══ Stored data ══

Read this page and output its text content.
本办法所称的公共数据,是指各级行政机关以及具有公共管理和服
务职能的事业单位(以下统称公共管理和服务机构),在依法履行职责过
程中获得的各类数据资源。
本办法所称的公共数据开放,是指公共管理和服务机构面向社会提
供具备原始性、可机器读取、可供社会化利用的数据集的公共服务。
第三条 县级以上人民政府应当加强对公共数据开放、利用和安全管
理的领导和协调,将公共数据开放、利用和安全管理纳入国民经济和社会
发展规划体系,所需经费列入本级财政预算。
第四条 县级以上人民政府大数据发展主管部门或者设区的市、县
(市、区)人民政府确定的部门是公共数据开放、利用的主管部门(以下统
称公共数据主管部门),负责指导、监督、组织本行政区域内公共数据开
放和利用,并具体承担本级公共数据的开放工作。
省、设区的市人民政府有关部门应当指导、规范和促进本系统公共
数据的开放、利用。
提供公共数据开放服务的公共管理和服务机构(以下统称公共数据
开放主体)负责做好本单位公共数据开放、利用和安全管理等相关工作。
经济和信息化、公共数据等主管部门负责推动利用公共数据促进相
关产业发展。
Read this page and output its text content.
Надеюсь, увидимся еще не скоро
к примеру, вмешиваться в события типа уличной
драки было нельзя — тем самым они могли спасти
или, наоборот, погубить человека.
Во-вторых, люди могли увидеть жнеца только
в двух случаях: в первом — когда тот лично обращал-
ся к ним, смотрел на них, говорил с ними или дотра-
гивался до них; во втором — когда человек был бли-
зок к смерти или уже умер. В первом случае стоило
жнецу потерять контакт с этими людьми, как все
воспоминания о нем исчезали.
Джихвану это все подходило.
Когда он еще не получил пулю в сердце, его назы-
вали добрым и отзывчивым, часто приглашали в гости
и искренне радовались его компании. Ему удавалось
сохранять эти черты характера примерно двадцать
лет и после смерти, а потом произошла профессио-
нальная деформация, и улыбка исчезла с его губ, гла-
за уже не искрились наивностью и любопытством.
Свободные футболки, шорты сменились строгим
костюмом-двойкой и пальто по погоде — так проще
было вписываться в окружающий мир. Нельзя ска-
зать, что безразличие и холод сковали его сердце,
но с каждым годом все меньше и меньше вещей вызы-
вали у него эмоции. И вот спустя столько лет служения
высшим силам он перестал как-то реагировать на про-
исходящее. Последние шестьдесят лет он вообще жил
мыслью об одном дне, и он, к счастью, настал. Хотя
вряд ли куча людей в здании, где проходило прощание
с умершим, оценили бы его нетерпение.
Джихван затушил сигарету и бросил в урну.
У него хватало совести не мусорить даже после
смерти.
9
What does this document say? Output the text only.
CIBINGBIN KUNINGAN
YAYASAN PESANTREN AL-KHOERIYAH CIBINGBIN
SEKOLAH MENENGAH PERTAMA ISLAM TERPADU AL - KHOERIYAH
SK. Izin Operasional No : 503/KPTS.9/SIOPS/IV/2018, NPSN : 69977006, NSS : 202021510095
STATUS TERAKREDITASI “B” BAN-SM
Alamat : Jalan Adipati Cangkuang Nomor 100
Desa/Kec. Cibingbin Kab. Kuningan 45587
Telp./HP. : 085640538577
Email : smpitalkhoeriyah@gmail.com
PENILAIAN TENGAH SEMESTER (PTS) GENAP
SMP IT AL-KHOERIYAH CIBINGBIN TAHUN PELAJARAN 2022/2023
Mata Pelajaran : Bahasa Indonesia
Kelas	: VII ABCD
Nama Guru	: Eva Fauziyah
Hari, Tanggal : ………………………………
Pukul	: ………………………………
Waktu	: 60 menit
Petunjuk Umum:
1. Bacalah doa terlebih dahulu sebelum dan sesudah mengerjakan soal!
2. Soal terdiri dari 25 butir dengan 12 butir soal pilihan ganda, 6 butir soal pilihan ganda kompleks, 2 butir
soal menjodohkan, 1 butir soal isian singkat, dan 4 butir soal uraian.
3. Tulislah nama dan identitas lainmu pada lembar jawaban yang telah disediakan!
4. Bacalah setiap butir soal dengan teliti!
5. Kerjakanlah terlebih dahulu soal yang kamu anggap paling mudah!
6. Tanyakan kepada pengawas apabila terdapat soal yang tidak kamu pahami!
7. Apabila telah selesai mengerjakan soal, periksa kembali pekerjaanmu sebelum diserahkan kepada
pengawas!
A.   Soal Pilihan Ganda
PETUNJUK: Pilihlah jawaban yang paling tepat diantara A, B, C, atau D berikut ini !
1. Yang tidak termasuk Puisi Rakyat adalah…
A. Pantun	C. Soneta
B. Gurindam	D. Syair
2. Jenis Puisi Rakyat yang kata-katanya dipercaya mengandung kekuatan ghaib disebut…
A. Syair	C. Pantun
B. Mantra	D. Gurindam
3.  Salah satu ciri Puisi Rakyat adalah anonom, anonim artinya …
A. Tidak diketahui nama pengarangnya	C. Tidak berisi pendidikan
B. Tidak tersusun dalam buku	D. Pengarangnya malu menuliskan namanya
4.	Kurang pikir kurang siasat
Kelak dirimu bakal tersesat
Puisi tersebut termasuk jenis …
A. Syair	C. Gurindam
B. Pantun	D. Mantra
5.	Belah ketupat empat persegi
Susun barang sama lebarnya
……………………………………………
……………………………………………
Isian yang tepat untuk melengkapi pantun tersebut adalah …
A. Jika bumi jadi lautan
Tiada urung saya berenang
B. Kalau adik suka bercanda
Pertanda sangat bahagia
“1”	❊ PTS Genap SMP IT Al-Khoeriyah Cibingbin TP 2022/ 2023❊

═══

Task details:
Select every line in the material above where the string "него" occurs, and copy it.

Reply:
вали у него эмоции. И вот спустя столько лет служения
У него хватало совести не мусорить даже после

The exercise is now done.